(RECORD LIST)
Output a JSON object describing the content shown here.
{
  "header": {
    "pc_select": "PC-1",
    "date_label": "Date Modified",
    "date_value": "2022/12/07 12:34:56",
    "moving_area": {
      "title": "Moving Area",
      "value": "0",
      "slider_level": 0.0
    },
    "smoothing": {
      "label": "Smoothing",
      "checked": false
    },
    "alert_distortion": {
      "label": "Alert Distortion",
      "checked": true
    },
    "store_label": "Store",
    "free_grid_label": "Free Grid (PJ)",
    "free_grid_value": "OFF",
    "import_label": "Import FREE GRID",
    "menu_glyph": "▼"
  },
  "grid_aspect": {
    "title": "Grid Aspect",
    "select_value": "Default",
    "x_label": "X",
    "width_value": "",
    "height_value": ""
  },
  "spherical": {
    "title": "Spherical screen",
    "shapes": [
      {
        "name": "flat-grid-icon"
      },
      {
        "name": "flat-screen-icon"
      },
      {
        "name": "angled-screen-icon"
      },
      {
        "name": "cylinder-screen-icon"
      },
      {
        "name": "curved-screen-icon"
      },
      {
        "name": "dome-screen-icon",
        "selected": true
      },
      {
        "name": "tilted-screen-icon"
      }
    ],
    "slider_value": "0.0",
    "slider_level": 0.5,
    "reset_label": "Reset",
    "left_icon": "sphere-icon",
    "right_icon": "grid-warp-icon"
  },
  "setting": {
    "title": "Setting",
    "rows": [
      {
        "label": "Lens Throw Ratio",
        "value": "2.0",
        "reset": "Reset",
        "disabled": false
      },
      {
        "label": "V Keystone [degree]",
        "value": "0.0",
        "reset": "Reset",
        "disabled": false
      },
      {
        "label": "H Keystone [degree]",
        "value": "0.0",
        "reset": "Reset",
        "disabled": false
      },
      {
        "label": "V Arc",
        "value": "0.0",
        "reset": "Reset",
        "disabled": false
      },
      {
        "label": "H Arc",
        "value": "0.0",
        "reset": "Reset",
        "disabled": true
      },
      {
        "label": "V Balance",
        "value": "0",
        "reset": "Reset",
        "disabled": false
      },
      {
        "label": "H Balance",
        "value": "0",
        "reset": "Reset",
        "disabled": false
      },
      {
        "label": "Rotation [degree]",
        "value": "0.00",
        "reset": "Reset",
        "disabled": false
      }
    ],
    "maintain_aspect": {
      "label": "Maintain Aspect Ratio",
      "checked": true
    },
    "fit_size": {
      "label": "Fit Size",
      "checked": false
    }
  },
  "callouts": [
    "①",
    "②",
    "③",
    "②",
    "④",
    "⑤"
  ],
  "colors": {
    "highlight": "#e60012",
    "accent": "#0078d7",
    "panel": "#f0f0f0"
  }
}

(STATED TASK) Give every line of the material again, exactly as it reads.

(ANSWER IN FULL)
Output a JSON object describing the content shown here.
{
  "header": {
    "pc_select": "PC-1",
    "date_label": "Date Modified",
    "date_value": "2022/12/07 12:34:56",
    "moving_area": {
      "title": "Moving Area",
      "value": "0",
      "slider_level": 0.0
    },
    "smoothing": {
      "label": "Smoothing",
      "checked": false
    },
    "alert_distortion": {
      "label": "Alert Distortion",
      "checked": true
    },
    "store_label": "Store",
    "free_grid_label": "Free Grid (PJ)",
    "free_grid_value": "OFF",
    "import_label": "Import FREE GRID",
    "menu_glyph": "▼"
  },
  "grid_aspect": {
    "title": "Grid Aspect",
    "select_value": "Default",
    "x_label": "X",
    "width_value": "",
    "height_value": ""
  },
  "spherical": {
    "title": "Spherical screen",
    "shapes": [
      {
        "name": "flat-grid-icon"
      },
      {
        "name": "flat-screen-icon"
      },
      {
        "name": "angled-screen-icon"
      },
      {
        "name": "cylinder-screen-icon"
      },
      {
        "name": "curved-screen-icon"
      },
      {
        "name": "dome-screen-icon",
        "selected": true
      },
      {
        "name": "tilted-screen-icon"
      }
    ],
    "slider_value": "0.0",
    "slider_level": 0.5,
    "reset_label": "Reset",
    "left_icon": "sphere-icon",
    "right_icon": "grid-warp-icon"
  },
  "setting": {
    "title": "Setting",
    "rows": [
      {
        "label": "Lens Throw Ratio",
        "value": "2.0",
        "reset": "Reset",
        "disabled": false
      },
      {
        "label": "V Keystone [degree]",
        "value": "0.0",
        "reset": "Reset",
        "disabled": false
      },
      {
        "label": "H Keystone [degree]",
        "value": "0.0",
        "reset": "Reset",
        "disabled": false
      },
      {
        "label": "V Arc",
        "value": "0.0",
        "reset": "Reset",
        "disabled": false
      },
      {
        "label": "H Arc",
        "value": "0.0",
        "reset": "Reset",
        "disabled": true
      },
      {
        "label": "V Balance",
        "value": "0",
        "reset": "Reset",
        "disabled": false
      },
      {
        "label": "H Balance",
        "value": "0",
        "reset": "Reset",
        "disabled": false
      },
      {
        "label": "Rotation [degree]",
        "value": "0.00",
        "reset": "Reset",
        "disabled": false
      }
    ],
    "maintain_aspect": {
      "label": "Maintain Aspect Ratio",
      "checked": true
    },
    "fit_size": {
      "label": "Fit Size",
      "checked": false
    }
  },
  "callouts": [
    "①",
    "②",
    "③",
    "②",
    "④",
    "⑤"
  ],
  "colors": {
    "highlight": "#e60012",
    "accent": "#0078d7",
    "panel": "#f0f0f0"
  }
}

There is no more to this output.